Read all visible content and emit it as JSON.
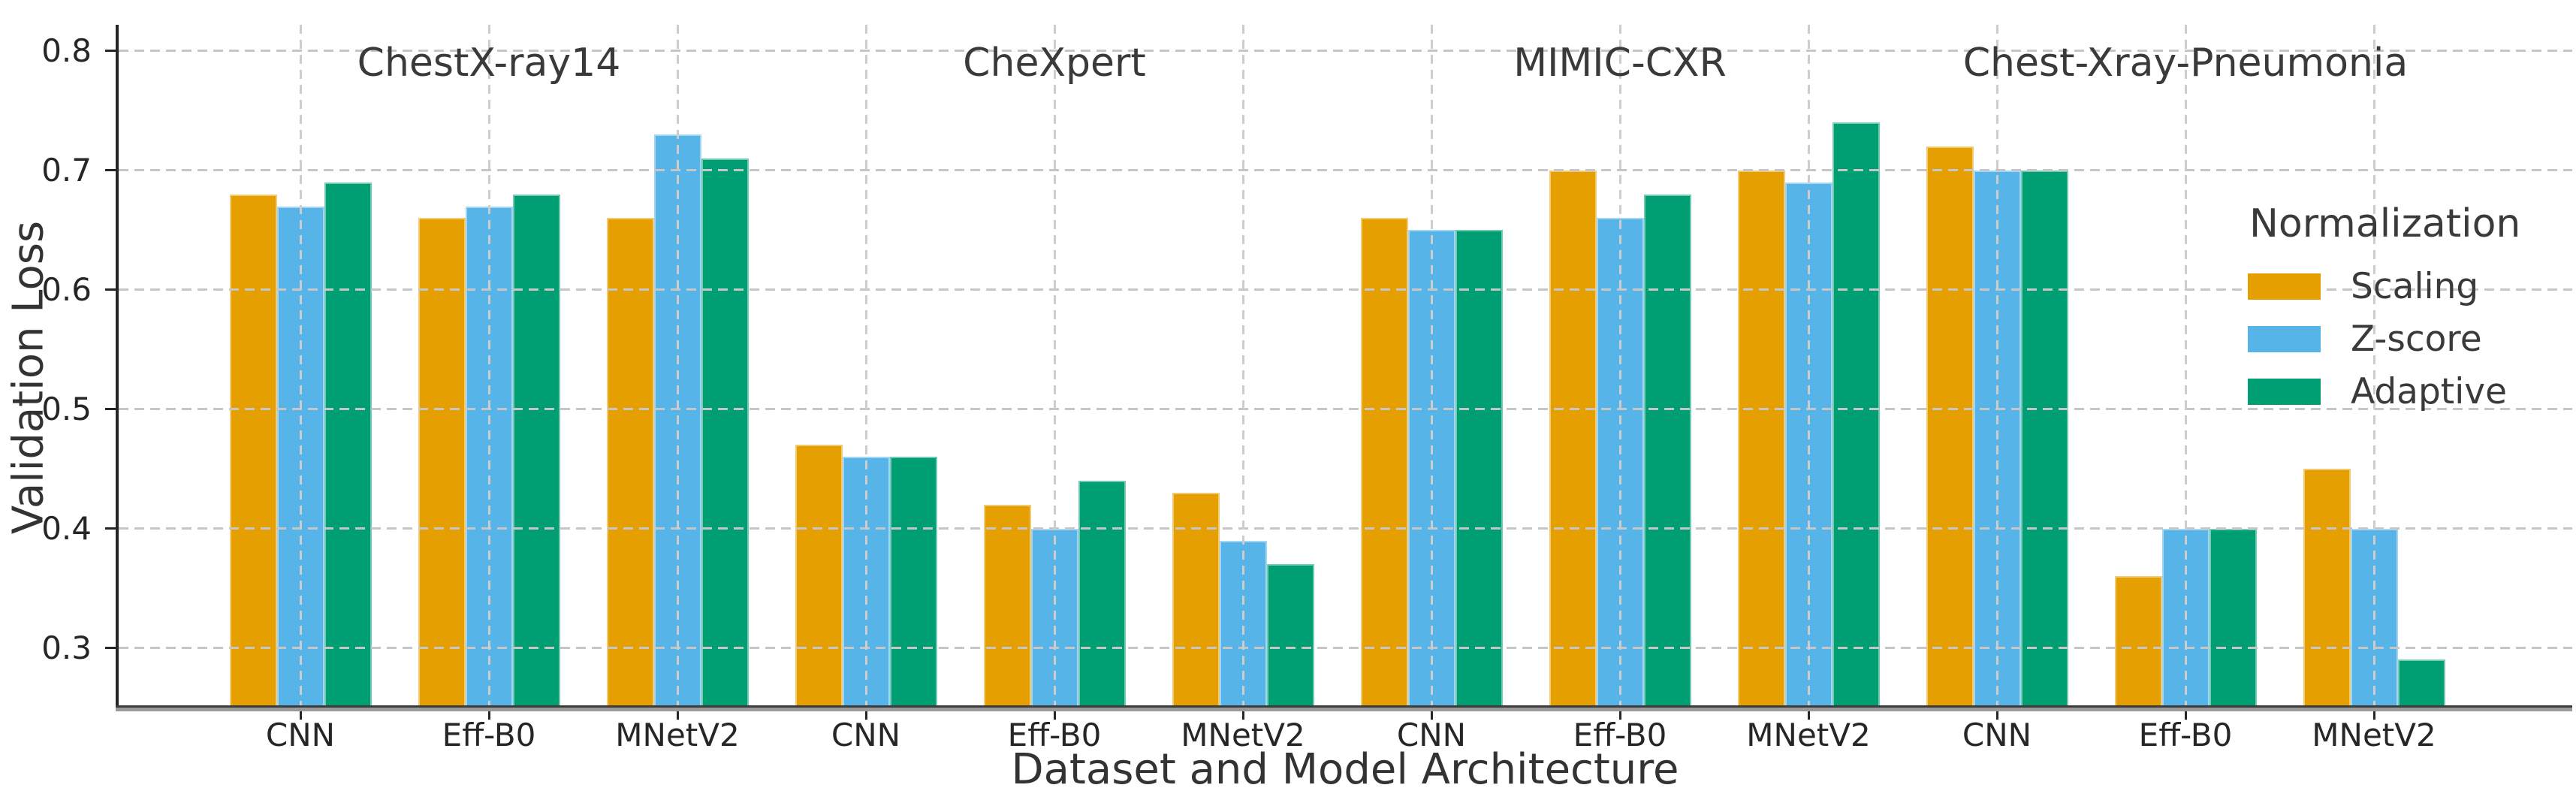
{
  "chart_data": {
    "type": "bar",
    "title": "",
    "xlabel": "Dataset and Model Architecture",
    "ylabel": "Validation Loss",
    "ylim": [
      0.25,
      0.822
    ],
    "yticks": [
      0.3,
      0.4,
      0.5,
      0.6,
      0.7,
      0.8
    ],
    "grid": "both axes, dashed light gray, drawn above bars",
    "legend": {
      "title": "Normalization",
      "position": "upper right, frameless, transparent background"
    },
    "groups": [
      "ChestX-ray14",
      "CheXpert",
      "MIMIC-CXR",
      "Chest-Xray-Pneumonia"
    ],
    "categories": [
      "CNN",
      "Eff-B0",
      "MNetV2"
    ],
    "series": [
      {
        "name": "Scaling",
        "color": "#E69F00",
        "values": [
          [
            0.68,
            0.66,
            0.66
          ],
          [
            0.47,
            0.42,
            0.43
          ],
          [
            0.66,
            0.7,
            0.7
          ],
          [
            0.72,
            0.36,
            0.45
          ]
        ]
      },
      {
        "name": "Z-score",
        "color": "#56B4E9",
        "values": [
          [
            0.67,
            0.67,
            0.73
          ],
          [
            0.46,
            0.4,
            0.39
          ],
          [
            0.65,
            0.66,
            0.69
          ],
          [
            0.7,
            0.4,
            0.4
          ]
        ]
      },
      {
        "name": "Adaptive",
        "color": "#009E73",
        "values": [
          [
            0.69,
            0.68,
            0.71
          ],
          [
            0.46,
            0.44,
            0.37
          ],
          [
            0.65,
            0.68,
            0.74
          ],
          [
            0.7,
            0.4,
            0.29
          ]
        ]
      }
    ],
    "colors": {
      "grid": "#c8c8c8",
      "axis": "#262626",
      "text": "#333333",
      "background": "#ffffff"
    }
  }
}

========

Challenge> Your task is to reproduce all of the material exactly. The pictures stay out.

Output of the task>
Read all visible content and emit it as JSON.
{
  "chart_data": {
    "type": "bar",
    "title": "",
    "xlabel": "Dataset and Model Architecture",
    "ylabel": "Validation Loss",
    "ylim": [
      0.25,
      0.822
    ],
    "yticks": [
      0.3,
      0.4,
      0.5,
      0.6,
      0.7,
      0.8
    ],
    "grid": "both axes, dashed light gray, drawn above bars",
    "legend": {
      "title": "Normalization",
      "position": "upper right, frameless, transparent background"
    },
    "groups": [
      "ChestX-ray14",
      "CheXpert",
      "MIMIC-CXR",
      "Chest-Xray-Pneumonia"
    ],
    "categories": [
      "CNN",
      "Eff-B0",
      "MNetV2"
    ],
    "series": [
      {
        "name": "Scaling",
        "color": "#E69F00",
        "values": [
          [
            0.68,
            0.66,
            0.66
          ],
          [
            0.47,
            0.42,
            0.43
          ],
          [
            0.66,
            0.7,
            0.7
          ],
          [
            0.72,
            0.36,
            0.45
          ]
        ]
      },
      {
        "name": "Z-score",
        "color": "#56B4E9",
        "values": [
          [
            0.67,
            0.67,
            0.73
          ],
          [
            0.46,
            0.4,
            0.39
          ],
          [
            0.65,
            0.66,
            0.69
          ],
          [
            0.7,
            0.4,
            0.4
          ]
        ]
      },
      {
        "name": "Adaptive",
        "color": "#009E73",
        "values": [
          [
            0.69,
            0.68,
            0.71
          ],
          [
            0.46,
            0.44,
            0.37
          ],
          [
            0.65,
            0.68,
            0.74
          ],
          [
            0.7,
            0.4,
            0.29
          ]
        ]
      }
    ],
    "colors": {
      "grid": "#c8c8c8",
      "axis": "#262626",
      "text": "#333333",
      "background": "#ffffff"
    }
  }
}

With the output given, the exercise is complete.